• _DIRECTIONS_
You are to retype all of the data exactly as it appears.

• _DATA FOR THIS EXERCISE_
******
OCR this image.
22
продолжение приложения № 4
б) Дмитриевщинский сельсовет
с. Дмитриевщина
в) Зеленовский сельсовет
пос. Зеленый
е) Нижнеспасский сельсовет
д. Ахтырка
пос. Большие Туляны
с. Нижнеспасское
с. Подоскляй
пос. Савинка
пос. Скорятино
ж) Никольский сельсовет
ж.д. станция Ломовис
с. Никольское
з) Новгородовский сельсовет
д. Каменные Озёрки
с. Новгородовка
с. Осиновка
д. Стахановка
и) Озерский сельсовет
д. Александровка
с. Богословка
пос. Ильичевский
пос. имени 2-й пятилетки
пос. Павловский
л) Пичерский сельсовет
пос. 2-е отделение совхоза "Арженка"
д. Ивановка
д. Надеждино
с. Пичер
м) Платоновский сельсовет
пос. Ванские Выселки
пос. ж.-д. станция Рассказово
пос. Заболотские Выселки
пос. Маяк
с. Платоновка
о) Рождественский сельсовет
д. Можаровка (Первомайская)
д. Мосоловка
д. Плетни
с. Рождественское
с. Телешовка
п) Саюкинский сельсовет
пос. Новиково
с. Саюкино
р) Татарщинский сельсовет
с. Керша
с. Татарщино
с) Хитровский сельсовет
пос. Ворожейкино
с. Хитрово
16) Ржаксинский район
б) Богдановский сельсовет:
******
• _EXERCISE ANSWER_
OCR this image.
22
продолжение приложения № 4
б) Дмитриевщинский сельсовет
с. Дмитриевщина
в) Зеленовский сельсовет
пос. Зеленый
е) Нижнеспасский сельсовет
д. Ахтырка
пос. Большие Туляны
с. Нижнеспасское
с. Подоскляй
пос. Савинка
пос. Скорятино
ж) Никольский сельсовет
ж.д. станция Ломовис
с. Никольское
з) Новгородовский сельсовет
д. Каменные Озёрки
с. Новгородовка
с. Осиновка
д. Стахановка
и) Озерский сельсовет
д. Александровка
с. Богословка
пос. Ильичевский
пос. имени 2-й пятилетки
пос. Павловский
л) Пичерский сельсовет
пос. 2-е отделение совхоза "Арженка"
д. Ивановка
д. Надеждино
с. Пичер
м) Платоновский сельсовет
пос. Ванские Выселки
пос. ж.-д. станция Рассказово
пос. Заболотские Выселки
пос. Маяк
с. Платоновка
о) Рождественский сельсовет
д. Можаровка (Первомайская)
д. Мосоловка
д. Плетни
с. Рождественское
с. Телешовка
п) Саюкинский сельсовет
пос. Новиково
с. Саюкино
р) Татарщинский сельсовет
с. Керша
с. Татарщино
с) Хитровский сельсовет
пос. Ворожейкино
с. Хитрово
16) Ржаксинский район
б) Богдановский сельсовет:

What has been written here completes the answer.